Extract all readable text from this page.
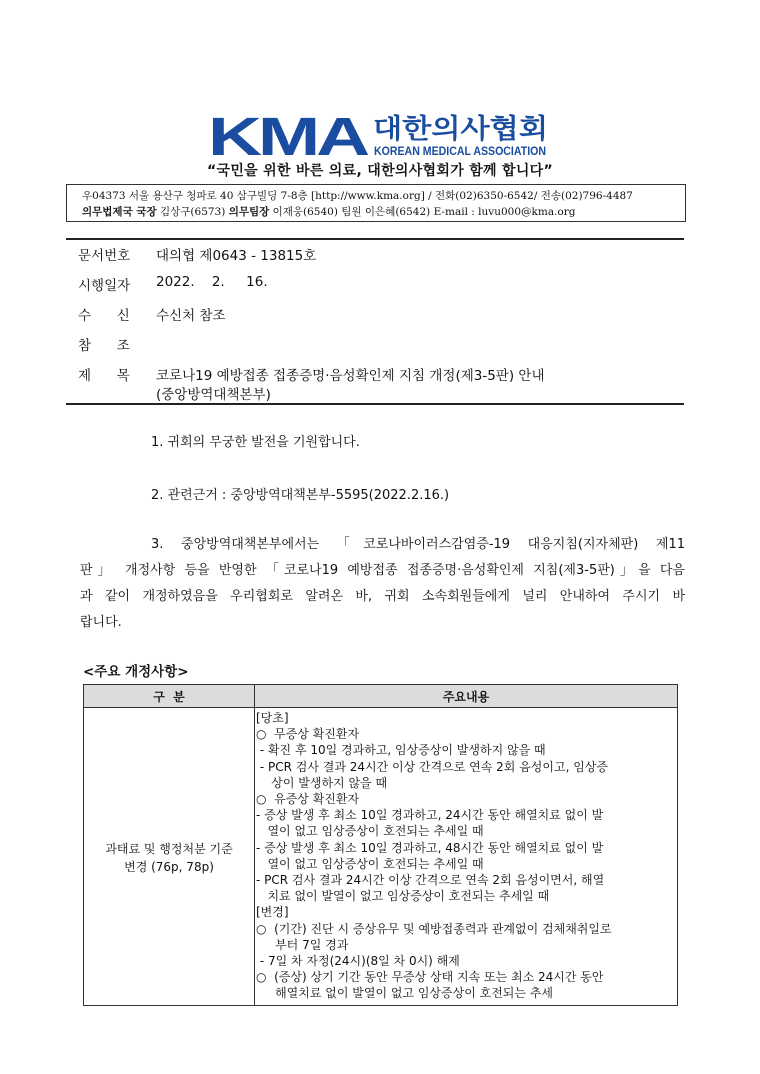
KMA 대한의사협회
KOREAN MEDICAL ASSOCIATION
“국민을 위한 바른 의료, 대한의사협회가 함께 합니다”
우04373 서울 용산구 청파로 40 삼구빌딩 7-8층 [http://www.kma.org] / 전화(02)6350-6542/ 전송(02)796-4487
의무법제국 국장 김상구(6573) 의무팀장 이재웅(6540) 팀원 이은혜(6542) E-mail : luvu000@kma.org
문서번호 대의협 제0643 - 13815호
시행일자 2022.    2.     16.
수      신 수신처 참조
참      조
제      목 코로나19 예방접종 접종증명·음성확인제 지침 개정(제3-5판) 안내
(중앙방역대책본부)
1. 귀회의 무궁한 발전을 기원합니다.
2. 관련근거 : 중앙방역대책본부-5595(2022.2.16.)
3. 중앙방역대책본부에서는 「코로나바이러스감염증-19 대응지침(지자체판) 제11
판」 개정사항 등을 반영한 「코로나19 예방접종 접종증명·음성확인제 지침(제3-5판)」을 다음
과 같이 개정하였음을 우리협회로 알려온 바, 귀회 소속회원들에게 널리 안내하여 주시기 바
랍니다.
<주요 개정사항>
구  분	주요내용
과태료 및 행정처분 기준
변경 (76p, 78p)
[당초]
○  무증상 확진환자
- 확진 후 10일 경과하고, 임상증상이 발생하지 않을 때
- PCR 검사 결과 24시간 이상 간격으로 연속 2회 음성이고, 임상증
상이 발생하지 않을 때
○  유증상 확진환자
- 증상 발생 후 최소 10일 경과하고, 24시간 동안 해열치료 없이 발
열이 없고 임상증상이 호전되는 추세일 때
- 증상 발생 후 최소 10일 경과하고, 48시간 동안 해열치료 없이 발
열이 없고 임상증상이 호전되는 추세일 때
- PCR 검사 결과 24시간 이상 간격으로 연속 2회 음성이면서, 해열
치료 없이 발열이 없고 임상증상이 호전되는 추세일 때
[변경]
○  (기간) 진단 시 증상유무 및 예방접종력과 관계없이 검체채취일로
부터 7일 경과
- 7일 차 자정(24시)(8일 차 0시) 해제
○  (증상) 상기 기간 동안 무증상 상태 지속 또는 최소 24시간 동안
해열치료 없이 발열이 없고 임상증상이 호전되는 추세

Aim of the exercise:
Write the records out again in full, exactly, and skip every picture.

The result:
Extract all readable text from this page.
KMA 대한의사협회
KOREAN MEDICAL ASSOCIATION
“국민을 위한 바른 의료, 대한의사협회가 함께 합니다”
우04373 서울 용산구 청파로 40 삼구빌딩 7-8층 [http://www.kma.org] / 전화(02)6350-6542/ 전송(02)796-4487
의무법제국 국장 김상구(6573) 의무팀장 이재웅(6540) 팀원 이은혜(6542) E-mail : luvu000@kma.org
문서번호 대의협 제0643 - 13815호
시행일자 2022.    2.     16.
수      신 수신처 참조
참      조
제      목 코로나19 예방접종 접종증명·음성확인제 지침 개정(제3-5판) 안내
(중앙방역대책본부)
1. 귀회의 무궁한 발전을 기원합니다.
2. 관련근거 : 중앙방역대책본부-5595(2022.2.16.)
3. 중앙방역대책본부에서는 「코로나바이러스감염증-19 대응지침(지자체판) 제11
판」 개정사항 등을 반영한 「코로나19 예방접종 접종증명·음성확인제 지침(제3-5판)」을 다음
과 같이 개정하였음을 우리협회로 알려온 바, 귀회 소속회원들에게 널리 안내하여 주시기 바
랍니다.
<주요 개정사항>
구  분	주요내용
과태료 및 행정처분 기준
변경 (76p, 78p)
[당초]
○  무증상 확진환자
- 확진 후 10일 경과하고, 임상증상이 발생하지 않을 때
- PCR 검사 결과 24시간 이상 간격으로 연속 2회 음성이고, 임상증
상이 발생하지 않을 때
○  유증상 확진환자
- 증상 발생 후 최소 10일 경과하고, 24시간 동안 해열치료 없이 발
열이 없고 임상증상이 호전되는 추세일 때
- 증상 발생 후 최소 10일 경과하고, 48시간 동안 해열치료 없이 발
열이 없고 임상증상이 호전되는 추세일 때
- PCR 검사 결과 24시간 이상 간격으로 연속 2회 음성이면서, 해열
치료 없이 발열이 없고 임상증상이 호전되는 추세일 때
[변경]
○  (기간) 진단 시 증상유무 및 예방접종력과 관계없이 검체채취일로
부터 7일 경과
- 7일 차 자정(24시)(8일 차 0시) 해제
○  (증상) 상기 기간 동안 무증상 상태 지속 또는 최소 24시간 동안
해열치료 없이 발열이 없고 임상증상이 호전되는 추세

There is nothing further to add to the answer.